··· RECORDS SHOWN ···

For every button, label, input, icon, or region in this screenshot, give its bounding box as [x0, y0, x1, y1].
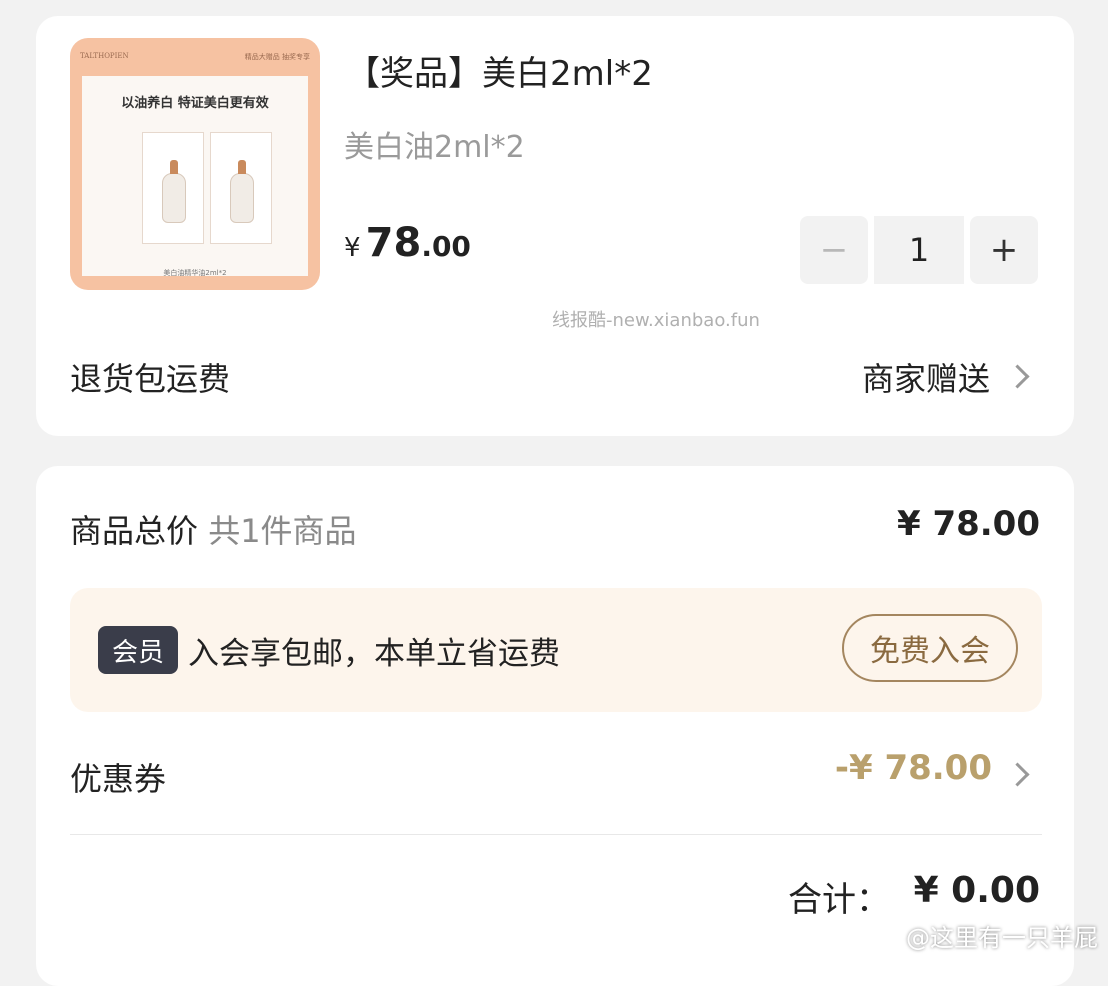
price-currency: ¥	[344, 233, 361, 263]
member-banner: 会员 入会享包邮，本单立省运费 免费入会	[70, 588, 1042, 712]
chevron-right-icon[interactable]	[1005, 762, 1030, 787]
product-box-right	[210, 132, 272, 244]
quantity-value[interactable]: 1	[874, 216, 964, 284]
member-badge: 会员	[98, 626, 178, 674]
member-text: 入会享包邮，本单立省运费	[188, 636, 560, 672]
goods-total-label: 商品总价	[70, 512, 199, 550]
product-image[interactable]: TALTHOPIEN 精品大赠品 抽奖专享 以油养白 特证美白更有效 美白油精华…	[70, 38, 320, 290]
join-member-button[interactable]: 免费入会	[842, 614, 1018, 682]
thumb-headline: 以油养白 特证美白更有效	[121, 96, 269, 111]
thumb-panel: 以油养白 特证美白更有效 美白油精华油2ml*2	[82, 76, 308, 277]
thumb-tag: 精品大赠品 抽奖专享	[244, 53, 310, 61]
return-shipping-value[interactable]: 商家赠送	[862, 354, 990, 400]
total-label: 合计：	[788, 880, 890, 920]
increase-button[interactable]: +	[970, 216, 1038, 284]
product-card: TALTHOPIEN 精品大赠品 抽奖专享 以油养白 特证美白更有效 美白油精华…	[36, 16, 1074, 436]
bottle-icon	[230, 160, 254, 223]
total-value: ¥ 0.00	[913, 870, 1040, 911]
product-title[interactable]: 【奖品】美白2ml*2	[346, 46, 653, 95]
order-summary-card: 商品总价 共1件商品 ¥ 78.00 会员 入会享包邮，本单立省运费 免费入会 …	[36, 466, 1074, 986]
coupon-value[interactable]: -¥ 78.00	[835, 748, 992, 788]
goods-count: 共1件商品	[208, 512, 357, 550]
product-price: ¥ 78.00	[344, 220, 471, 266]
thumb-caption: 美白油精华油2ml*2	[163, 269, 227, 277]
quantity-stepper: − 1 +	[800, 216, 1038, 284]
chevron-right-icon[interactable]	[1005, 364, 1030, 389]
thumb-brand: TALTHOPIEN	[80, 52, 129, 60]
coupon-label: 优惠券	[70, 760, 167, 798]
product-spec: 美白油2ml*2	[344, 130, 525, 165]
goods-total-price: ¥ 78.00	[896, 504, 1040, 544]
price-decimal: .00	[421, 230, 471, 263]
weibo-watermark: @这里有一只羊屁	[906, 924, 1098, 952]
bottle-icon	[162, 160, 186, 223]
goods-total-row: 商品总价 共1件商品	[70, 506, 357, 552]
divider	[70, 834, 1042, 835]
watermark-text: 线报酷-new.xianbao.fun	[552, 310, 760, 331]
return-shipping-label: 退货包运费	[70, 360, 231, 398]
price-integer: 78	[365, 220, 422, 266]
product-box-left	[142, 132, 204, 244]
decrease-button[interactable]: −	[800, 216, 868, 284]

···

GIVEN PROBLEM:
Reproduce all of the material above line for line, character for character. Leave out the picture.

RESULT OF THE TASK:
For every button, label, input, icon, or region in this screenshot, give its bounding box as [x0, y0, x1, y1].
price-currency: ¥	[344, 233, 361, 263]
member-banner: 会员 入会享包邮，本单立省运费 免费入会	[70, 588, 1042, 712]
chevron-right-icon[interactable]	[1005, 762, 1030, 787]
product-box-right	[210, 132, 272, 244]
quantity-value[interactable]: 1	[874, 216, 964, 284]
member-badge: 会员	[98, 626, 178, 674]
member-text: 入会享包邮，本单立省运费	[188, 636, 560, 672]
goods-total-label: 商品总价	[70, 512, 199, 550]
product-image[interactable]: TALTHOPIEN 精品大赠品 抽奖专享 以油养白 特证美白更有效 美白油精华…	[70, 38, 320, 290]
join-member-button[interactable]: 免费入会	[842, 614, 1018, 682]
thumb-headline: 以油养白 特证美白更有效	[121, 96, 269, 111]
thumb-panel: 以油养白 特证美白更有效 美白油精华油2ml*2	[82, 76, 308, 277]
thumb-tag: 精品大赠品 抽奖专享	[244, 53, 310, 61]
return-shipping-value[interactable]: 商家赠送	[862, 354, 990, 400]
total-label: 合计：	[788, 880, 890, 920]
increase-button[interactable]: +	[970, 216, 1038, 284]
product-card: TALTHOPIEN 精品大赠品 抽奖专享 以油养白 特证美白更有效 美白油精华…	[36, 16, 1074, 436]
bottle-icon	[230, 160, 254, 223]
total-value: ¥ 0.00	[913, 870, 1040, 911]
product-title[interactable]: 【奖品】美白2ml*2	[346, 46, 653, 95]
order-summary-card: 商品总价 共1件商品 ¥ 78.00 会员 入会享包邮，本单立省运费 免费入会 …	[36, 466, 1074, 986]
coupon-value[interactable]: -¥ 78.00	[835, 748, 992, 788]
goods-count: 共1件商品	[208, 512, 357, 550]
product-price: ¥ 78.00	[344, 220, 471, 266]
thumb-caption: 美白油精华油2ml*2	[163, 269, 227, 277]
quantity-stepper: − 1 +	[800, 216, 1038, 284]
chevron-right-icon[interactable]	[1005, 364, 1030, 389]
thumb-brand: TALTHOPIEN	[80, 52, 129, 60]
coupon-label: 优惠券	[70, 760, 167, 798]
product-spec: 美白油2ml*2	[344, 130, 525, 165]
goods-total-price: ¥ 78.00	[896, 504, 1040, 544]
price-decimal: .00	[421, 230, 471, 263]
weibo-watermark: @这里有一只羊屁	[906, 924, 1098, 952]
bottle-icon	[162, 160, 186, 223]
goods-total-row: 商品总价 共1件商品	[70, 506, 357, 552]
divider	[70, 834, 1042, 835]
watermark-text: 线报酷-new.xianbao.fun	[552, 310, 760, 331]
return-shipping-label: 退货包运费	[70, 360, 231, 398]
price-integer: 78	[365, 220, 422, 266]
product-box-left	[142, 132, 204, 244]
decrease-button[interactable]: −	[800, 216, 868, 284]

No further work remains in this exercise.